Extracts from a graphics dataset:
*****
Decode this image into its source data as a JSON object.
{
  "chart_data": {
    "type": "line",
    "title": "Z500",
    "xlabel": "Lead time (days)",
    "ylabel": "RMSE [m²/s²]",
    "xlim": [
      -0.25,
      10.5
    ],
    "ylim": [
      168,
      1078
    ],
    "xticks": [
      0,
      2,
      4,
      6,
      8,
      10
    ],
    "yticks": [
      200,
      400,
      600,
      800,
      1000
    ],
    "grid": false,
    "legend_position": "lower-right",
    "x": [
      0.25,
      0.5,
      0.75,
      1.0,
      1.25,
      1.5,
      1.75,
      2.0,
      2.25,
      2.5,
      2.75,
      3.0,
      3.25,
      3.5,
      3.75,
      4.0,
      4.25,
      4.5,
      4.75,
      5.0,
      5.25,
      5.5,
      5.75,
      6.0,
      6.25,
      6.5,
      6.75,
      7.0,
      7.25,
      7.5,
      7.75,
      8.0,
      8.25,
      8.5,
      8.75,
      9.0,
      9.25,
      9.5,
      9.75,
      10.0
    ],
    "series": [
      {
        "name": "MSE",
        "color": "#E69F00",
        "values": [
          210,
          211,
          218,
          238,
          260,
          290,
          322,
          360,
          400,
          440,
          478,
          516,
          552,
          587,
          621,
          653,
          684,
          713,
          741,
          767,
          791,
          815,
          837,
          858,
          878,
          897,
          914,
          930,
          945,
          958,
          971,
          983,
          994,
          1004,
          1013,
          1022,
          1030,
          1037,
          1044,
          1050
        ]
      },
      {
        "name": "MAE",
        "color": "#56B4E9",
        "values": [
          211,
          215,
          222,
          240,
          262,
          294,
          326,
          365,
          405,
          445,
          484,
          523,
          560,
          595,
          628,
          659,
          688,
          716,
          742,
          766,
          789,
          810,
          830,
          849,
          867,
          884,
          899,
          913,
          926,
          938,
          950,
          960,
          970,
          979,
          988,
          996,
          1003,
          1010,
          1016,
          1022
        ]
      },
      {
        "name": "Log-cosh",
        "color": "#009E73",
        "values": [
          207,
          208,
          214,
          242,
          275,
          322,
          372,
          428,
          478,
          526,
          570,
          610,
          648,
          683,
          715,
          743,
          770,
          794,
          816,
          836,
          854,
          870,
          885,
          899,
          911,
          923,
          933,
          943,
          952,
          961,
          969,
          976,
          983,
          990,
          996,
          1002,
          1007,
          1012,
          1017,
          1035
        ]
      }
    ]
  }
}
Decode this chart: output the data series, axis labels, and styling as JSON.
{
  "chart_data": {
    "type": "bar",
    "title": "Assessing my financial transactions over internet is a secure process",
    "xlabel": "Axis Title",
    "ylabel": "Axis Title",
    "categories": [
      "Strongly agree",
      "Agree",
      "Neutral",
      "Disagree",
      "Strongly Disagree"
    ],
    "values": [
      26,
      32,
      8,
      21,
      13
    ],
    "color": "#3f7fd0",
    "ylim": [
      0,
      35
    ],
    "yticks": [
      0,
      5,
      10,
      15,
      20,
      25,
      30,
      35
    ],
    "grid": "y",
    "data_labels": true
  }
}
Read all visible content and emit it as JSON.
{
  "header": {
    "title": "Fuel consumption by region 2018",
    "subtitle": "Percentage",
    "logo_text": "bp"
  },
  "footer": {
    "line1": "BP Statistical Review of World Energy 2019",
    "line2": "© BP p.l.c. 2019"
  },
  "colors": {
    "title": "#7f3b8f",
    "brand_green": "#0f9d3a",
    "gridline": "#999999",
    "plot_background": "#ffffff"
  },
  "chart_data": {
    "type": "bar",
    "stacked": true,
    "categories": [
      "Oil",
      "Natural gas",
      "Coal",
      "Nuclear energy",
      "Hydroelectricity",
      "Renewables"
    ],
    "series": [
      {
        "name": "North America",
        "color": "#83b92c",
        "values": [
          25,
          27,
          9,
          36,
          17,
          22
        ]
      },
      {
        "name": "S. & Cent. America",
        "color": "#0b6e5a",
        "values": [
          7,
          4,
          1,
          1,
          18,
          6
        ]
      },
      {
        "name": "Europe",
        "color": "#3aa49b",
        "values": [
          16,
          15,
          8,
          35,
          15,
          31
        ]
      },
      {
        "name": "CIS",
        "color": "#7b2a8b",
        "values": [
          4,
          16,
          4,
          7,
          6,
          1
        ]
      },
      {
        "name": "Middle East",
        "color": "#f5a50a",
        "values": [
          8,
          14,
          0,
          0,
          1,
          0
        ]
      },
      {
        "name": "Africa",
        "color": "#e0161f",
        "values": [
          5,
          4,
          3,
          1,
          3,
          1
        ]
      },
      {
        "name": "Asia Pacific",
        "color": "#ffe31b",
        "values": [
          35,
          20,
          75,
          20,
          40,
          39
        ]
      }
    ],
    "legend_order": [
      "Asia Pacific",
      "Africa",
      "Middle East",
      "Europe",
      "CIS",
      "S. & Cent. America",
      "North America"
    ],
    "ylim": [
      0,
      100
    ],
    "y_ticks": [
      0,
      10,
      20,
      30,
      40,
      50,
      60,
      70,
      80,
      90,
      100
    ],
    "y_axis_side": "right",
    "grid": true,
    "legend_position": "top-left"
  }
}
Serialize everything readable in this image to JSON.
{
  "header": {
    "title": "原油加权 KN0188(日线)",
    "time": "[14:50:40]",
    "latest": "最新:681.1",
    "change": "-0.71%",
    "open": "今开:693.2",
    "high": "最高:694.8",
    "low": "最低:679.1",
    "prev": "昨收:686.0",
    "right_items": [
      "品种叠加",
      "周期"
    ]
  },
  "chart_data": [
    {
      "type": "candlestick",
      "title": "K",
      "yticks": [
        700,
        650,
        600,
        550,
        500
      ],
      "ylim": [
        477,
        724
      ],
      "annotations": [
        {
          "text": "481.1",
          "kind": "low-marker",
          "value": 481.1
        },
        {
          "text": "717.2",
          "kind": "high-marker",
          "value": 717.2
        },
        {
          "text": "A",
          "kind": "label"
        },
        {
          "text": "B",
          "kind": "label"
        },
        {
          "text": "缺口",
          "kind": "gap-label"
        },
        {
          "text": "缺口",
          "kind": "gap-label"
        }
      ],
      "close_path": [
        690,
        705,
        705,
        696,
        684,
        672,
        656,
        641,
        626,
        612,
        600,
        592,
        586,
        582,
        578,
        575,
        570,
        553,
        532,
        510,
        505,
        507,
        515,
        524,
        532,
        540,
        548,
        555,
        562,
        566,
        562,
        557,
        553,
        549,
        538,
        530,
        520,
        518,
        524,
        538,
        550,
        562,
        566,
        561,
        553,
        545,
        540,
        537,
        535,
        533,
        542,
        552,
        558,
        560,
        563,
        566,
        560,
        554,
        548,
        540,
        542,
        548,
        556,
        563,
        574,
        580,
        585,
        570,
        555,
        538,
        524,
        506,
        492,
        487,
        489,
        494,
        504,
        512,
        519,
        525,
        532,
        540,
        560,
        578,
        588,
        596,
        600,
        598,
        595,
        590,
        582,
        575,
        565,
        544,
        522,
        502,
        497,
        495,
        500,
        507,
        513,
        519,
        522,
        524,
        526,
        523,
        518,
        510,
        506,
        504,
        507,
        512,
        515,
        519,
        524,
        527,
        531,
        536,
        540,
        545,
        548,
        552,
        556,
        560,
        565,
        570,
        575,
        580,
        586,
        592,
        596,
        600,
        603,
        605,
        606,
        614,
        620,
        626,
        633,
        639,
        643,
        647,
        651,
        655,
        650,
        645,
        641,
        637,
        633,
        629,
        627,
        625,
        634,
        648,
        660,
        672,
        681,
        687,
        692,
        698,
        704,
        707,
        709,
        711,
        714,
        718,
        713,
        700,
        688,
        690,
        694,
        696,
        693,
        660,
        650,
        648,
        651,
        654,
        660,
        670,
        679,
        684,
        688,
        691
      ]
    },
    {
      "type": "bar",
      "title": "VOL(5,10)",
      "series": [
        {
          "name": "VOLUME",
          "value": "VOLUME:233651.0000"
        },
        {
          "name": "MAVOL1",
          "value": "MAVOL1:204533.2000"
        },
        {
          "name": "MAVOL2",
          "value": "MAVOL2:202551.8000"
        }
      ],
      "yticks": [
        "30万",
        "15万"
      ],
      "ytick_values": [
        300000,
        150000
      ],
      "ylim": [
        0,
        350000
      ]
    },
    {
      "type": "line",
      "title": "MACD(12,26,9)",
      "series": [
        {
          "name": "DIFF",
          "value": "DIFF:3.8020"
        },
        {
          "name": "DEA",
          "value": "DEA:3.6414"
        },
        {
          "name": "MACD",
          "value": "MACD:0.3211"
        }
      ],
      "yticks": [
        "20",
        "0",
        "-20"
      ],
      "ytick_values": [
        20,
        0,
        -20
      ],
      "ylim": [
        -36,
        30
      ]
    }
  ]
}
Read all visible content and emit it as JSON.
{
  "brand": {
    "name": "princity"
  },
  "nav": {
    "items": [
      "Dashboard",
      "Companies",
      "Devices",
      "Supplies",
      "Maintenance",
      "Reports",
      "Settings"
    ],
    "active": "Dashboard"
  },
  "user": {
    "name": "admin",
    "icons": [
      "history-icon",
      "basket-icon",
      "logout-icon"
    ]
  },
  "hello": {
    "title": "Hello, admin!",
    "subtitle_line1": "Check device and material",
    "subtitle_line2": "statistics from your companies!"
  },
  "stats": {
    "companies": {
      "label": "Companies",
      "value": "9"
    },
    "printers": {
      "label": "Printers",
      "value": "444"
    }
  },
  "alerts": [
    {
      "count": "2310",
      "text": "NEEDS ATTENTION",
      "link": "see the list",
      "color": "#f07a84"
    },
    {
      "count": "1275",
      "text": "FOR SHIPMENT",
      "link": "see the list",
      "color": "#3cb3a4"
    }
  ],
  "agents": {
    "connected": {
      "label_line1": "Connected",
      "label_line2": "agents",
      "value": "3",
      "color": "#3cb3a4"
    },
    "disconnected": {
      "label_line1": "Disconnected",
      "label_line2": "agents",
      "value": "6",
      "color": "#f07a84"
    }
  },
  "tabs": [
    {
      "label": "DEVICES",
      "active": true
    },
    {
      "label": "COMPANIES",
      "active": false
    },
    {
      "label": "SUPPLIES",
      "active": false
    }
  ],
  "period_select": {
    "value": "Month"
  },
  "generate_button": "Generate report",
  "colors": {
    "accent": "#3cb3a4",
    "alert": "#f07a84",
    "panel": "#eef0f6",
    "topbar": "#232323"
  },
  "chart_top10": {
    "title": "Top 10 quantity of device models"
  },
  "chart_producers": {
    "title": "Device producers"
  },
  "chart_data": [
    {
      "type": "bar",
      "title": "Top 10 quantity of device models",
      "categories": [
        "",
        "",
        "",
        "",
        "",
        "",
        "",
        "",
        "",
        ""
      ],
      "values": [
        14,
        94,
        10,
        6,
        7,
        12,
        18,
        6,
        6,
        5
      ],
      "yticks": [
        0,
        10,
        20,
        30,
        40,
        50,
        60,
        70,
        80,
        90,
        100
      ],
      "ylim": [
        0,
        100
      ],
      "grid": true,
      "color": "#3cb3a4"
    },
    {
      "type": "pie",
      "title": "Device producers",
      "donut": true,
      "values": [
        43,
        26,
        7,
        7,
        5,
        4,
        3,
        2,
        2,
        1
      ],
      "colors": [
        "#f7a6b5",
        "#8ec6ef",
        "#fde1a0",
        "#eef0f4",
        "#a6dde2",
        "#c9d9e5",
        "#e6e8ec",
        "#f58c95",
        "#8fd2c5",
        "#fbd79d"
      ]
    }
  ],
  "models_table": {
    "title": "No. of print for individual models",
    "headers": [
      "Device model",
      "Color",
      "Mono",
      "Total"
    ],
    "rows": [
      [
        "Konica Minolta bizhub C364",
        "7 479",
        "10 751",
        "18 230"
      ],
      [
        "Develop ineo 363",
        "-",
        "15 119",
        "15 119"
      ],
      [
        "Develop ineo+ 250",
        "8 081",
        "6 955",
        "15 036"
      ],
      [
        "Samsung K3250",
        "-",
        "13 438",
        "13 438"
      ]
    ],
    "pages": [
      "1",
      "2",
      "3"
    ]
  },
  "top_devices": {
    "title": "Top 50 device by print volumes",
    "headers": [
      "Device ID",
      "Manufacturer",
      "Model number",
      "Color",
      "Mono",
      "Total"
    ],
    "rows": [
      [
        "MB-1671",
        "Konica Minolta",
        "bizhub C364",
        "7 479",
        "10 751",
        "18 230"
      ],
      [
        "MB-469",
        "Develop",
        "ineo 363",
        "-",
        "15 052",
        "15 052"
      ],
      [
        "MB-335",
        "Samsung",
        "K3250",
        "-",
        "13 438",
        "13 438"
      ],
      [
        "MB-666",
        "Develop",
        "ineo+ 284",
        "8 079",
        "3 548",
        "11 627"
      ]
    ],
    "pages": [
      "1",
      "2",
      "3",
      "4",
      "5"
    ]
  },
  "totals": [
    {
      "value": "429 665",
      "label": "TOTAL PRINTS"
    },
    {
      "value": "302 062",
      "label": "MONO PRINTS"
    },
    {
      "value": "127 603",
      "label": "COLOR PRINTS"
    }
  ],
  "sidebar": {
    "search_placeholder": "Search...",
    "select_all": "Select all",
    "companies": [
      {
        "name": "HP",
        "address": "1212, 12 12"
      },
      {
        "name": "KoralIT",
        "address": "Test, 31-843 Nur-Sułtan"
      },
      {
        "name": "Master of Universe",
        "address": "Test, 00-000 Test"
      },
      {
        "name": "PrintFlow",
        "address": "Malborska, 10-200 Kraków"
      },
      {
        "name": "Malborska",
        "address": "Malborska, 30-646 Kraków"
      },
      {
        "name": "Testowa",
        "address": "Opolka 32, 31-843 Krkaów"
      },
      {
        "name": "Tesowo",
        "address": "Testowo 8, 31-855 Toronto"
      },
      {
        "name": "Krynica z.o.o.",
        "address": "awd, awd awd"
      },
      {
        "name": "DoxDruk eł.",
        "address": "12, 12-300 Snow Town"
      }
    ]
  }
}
*****
Set problem:
Go through the material above and copy each line that has the word "Malborska".

Result for this exercise:
        "address": "Malborska, 10-200 Kraków"
        "name": "Malborska",
        "address": "Malborska, 30-646 Kraków"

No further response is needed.